● **Given data**:
○ ○ ○ ○ ○ ○ ○
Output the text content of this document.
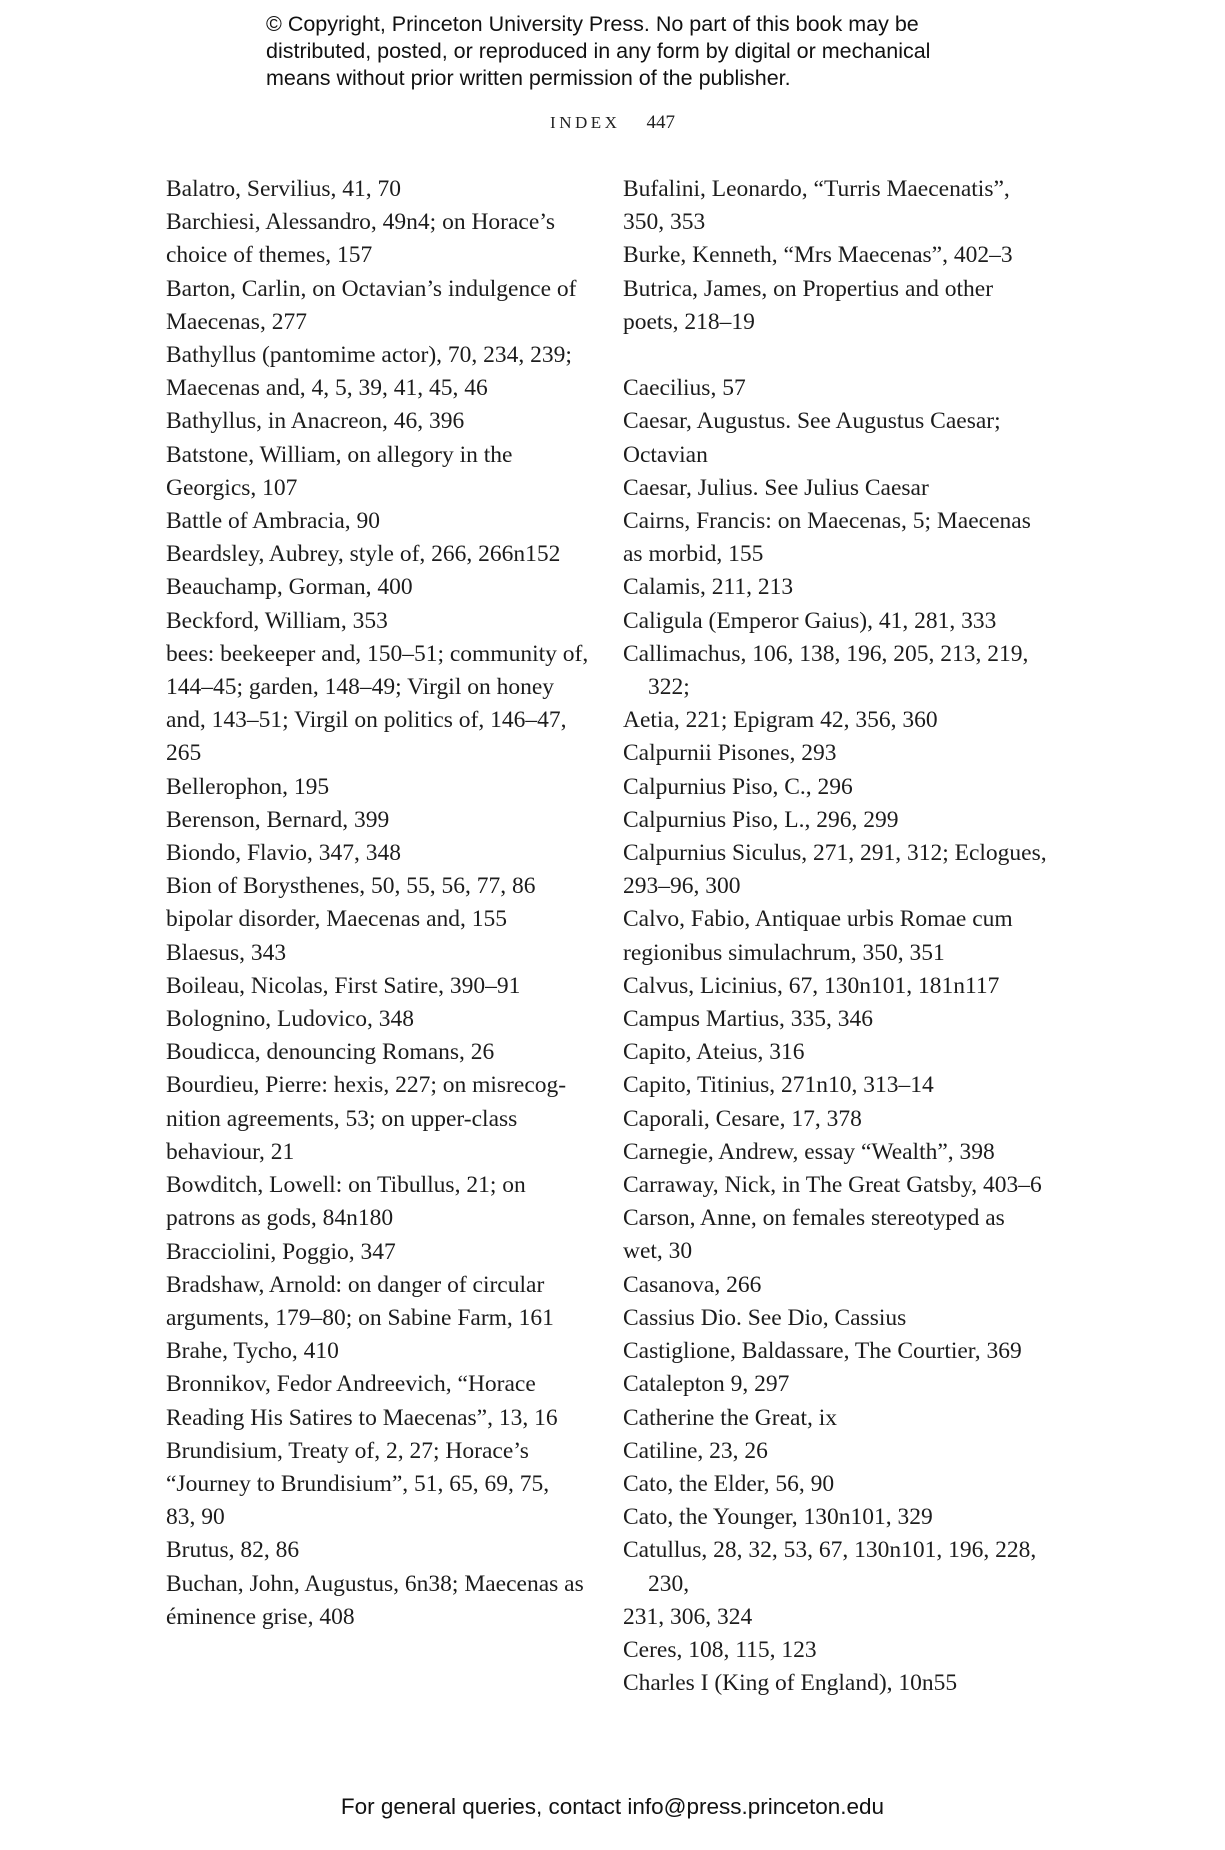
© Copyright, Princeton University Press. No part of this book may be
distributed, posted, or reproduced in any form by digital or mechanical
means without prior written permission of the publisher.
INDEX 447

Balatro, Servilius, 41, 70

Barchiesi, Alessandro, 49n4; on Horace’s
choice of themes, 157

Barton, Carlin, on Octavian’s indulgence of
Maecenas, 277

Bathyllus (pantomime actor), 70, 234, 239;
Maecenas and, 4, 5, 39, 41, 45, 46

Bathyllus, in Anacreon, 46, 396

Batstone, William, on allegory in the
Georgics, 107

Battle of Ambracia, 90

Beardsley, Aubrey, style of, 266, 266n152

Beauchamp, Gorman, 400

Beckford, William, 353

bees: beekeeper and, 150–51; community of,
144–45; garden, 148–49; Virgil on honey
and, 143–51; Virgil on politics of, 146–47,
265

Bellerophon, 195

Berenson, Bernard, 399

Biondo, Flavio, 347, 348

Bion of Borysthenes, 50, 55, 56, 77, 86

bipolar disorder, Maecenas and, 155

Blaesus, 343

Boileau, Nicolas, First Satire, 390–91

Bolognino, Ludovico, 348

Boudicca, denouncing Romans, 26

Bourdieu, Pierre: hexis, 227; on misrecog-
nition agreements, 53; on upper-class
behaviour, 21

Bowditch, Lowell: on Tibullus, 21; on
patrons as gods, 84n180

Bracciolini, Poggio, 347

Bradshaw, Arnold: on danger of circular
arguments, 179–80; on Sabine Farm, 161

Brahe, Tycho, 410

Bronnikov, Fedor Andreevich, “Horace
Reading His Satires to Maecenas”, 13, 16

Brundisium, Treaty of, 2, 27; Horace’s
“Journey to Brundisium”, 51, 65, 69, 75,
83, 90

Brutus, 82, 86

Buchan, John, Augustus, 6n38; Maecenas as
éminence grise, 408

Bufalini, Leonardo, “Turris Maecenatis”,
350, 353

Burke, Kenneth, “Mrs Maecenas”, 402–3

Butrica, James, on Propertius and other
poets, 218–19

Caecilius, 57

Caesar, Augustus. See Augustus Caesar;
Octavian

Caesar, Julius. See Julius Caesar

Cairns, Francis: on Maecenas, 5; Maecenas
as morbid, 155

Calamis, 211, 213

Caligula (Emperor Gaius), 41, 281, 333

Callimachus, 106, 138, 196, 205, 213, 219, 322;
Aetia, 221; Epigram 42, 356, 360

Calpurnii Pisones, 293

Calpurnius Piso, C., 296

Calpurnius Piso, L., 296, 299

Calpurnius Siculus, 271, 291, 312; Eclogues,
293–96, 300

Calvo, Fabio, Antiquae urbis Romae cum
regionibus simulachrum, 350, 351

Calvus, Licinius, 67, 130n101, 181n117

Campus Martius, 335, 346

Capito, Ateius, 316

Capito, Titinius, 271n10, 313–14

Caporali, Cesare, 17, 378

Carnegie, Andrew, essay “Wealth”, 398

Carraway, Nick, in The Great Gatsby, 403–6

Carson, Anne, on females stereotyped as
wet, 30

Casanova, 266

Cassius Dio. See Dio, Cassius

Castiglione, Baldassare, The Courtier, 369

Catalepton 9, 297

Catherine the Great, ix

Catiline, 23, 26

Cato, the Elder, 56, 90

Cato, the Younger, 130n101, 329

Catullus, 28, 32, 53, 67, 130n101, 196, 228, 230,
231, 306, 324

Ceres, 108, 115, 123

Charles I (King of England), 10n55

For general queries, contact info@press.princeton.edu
○ ○ ○ ○ ○ ○ ○
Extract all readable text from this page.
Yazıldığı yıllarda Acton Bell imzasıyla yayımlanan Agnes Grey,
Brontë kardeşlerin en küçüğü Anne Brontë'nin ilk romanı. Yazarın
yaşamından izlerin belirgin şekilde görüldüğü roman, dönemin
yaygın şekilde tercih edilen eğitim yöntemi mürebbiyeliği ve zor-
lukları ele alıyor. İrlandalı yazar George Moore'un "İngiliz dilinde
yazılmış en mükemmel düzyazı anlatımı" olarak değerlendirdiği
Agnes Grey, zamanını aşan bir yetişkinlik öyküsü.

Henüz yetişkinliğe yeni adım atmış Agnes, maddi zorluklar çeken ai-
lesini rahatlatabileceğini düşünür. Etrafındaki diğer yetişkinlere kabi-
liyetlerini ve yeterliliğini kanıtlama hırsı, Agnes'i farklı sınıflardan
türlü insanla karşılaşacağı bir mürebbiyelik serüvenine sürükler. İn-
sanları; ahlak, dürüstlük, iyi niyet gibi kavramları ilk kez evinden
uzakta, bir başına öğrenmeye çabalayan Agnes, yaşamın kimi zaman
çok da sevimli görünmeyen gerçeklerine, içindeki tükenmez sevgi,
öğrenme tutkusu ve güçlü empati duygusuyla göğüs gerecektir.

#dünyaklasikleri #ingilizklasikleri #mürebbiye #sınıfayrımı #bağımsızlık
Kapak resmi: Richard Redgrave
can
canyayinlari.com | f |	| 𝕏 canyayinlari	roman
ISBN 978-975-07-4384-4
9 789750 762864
○ ○ ○ ○ ○ ○ ○
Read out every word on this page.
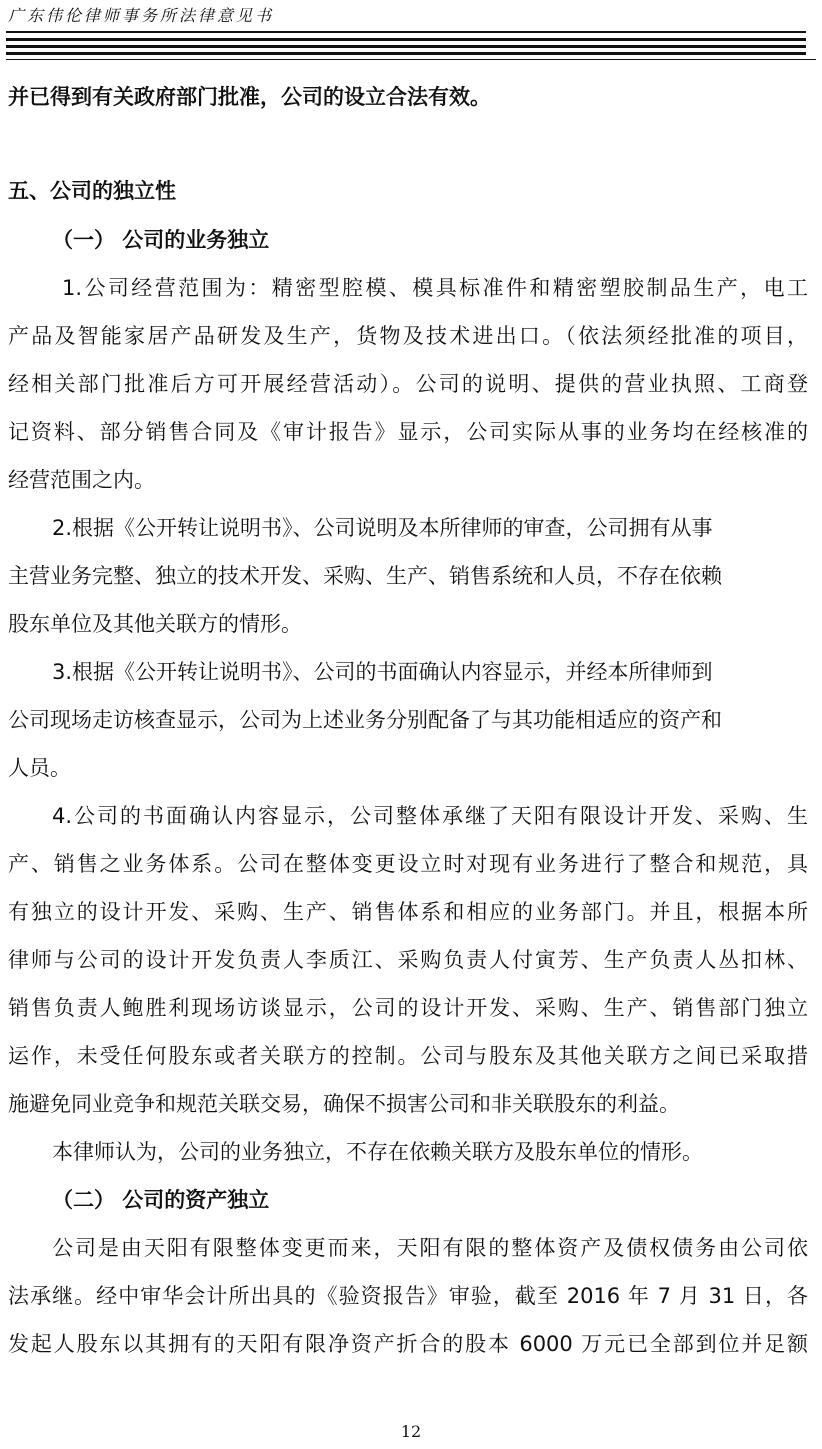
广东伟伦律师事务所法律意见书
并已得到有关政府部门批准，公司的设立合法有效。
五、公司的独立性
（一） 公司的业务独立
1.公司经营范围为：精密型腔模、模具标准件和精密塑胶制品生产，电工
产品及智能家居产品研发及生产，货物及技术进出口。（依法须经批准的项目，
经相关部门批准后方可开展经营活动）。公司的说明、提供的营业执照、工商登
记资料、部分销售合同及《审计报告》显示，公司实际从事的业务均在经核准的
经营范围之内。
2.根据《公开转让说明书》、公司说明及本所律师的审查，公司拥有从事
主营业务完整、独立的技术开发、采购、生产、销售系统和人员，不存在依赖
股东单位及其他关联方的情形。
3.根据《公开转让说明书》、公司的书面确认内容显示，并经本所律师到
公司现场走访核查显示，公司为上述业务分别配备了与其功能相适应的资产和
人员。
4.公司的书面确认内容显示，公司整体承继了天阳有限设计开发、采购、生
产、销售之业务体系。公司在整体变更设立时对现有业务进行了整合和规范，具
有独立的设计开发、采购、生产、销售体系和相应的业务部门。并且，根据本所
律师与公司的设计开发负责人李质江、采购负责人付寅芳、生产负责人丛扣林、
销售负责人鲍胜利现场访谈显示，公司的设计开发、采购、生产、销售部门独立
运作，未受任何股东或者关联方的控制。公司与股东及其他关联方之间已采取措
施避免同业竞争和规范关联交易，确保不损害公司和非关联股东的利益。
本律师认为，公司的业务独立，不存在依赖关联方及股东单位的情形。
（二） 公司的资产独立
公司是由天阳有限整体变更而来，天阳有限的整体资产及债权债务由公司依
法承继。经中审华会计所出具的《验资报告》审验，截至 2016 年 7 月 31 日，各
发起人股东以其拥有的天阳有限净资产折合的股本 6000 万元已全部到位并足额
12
○ ○ ○ ○ ○ ○ ○
● **Exercise**: Copy out all lines where the word "Caesar" appears.

● **Correct output**:
Caesar, Augustus. See Augustus Caesar;
Caesar, Julius. See Julius Caesar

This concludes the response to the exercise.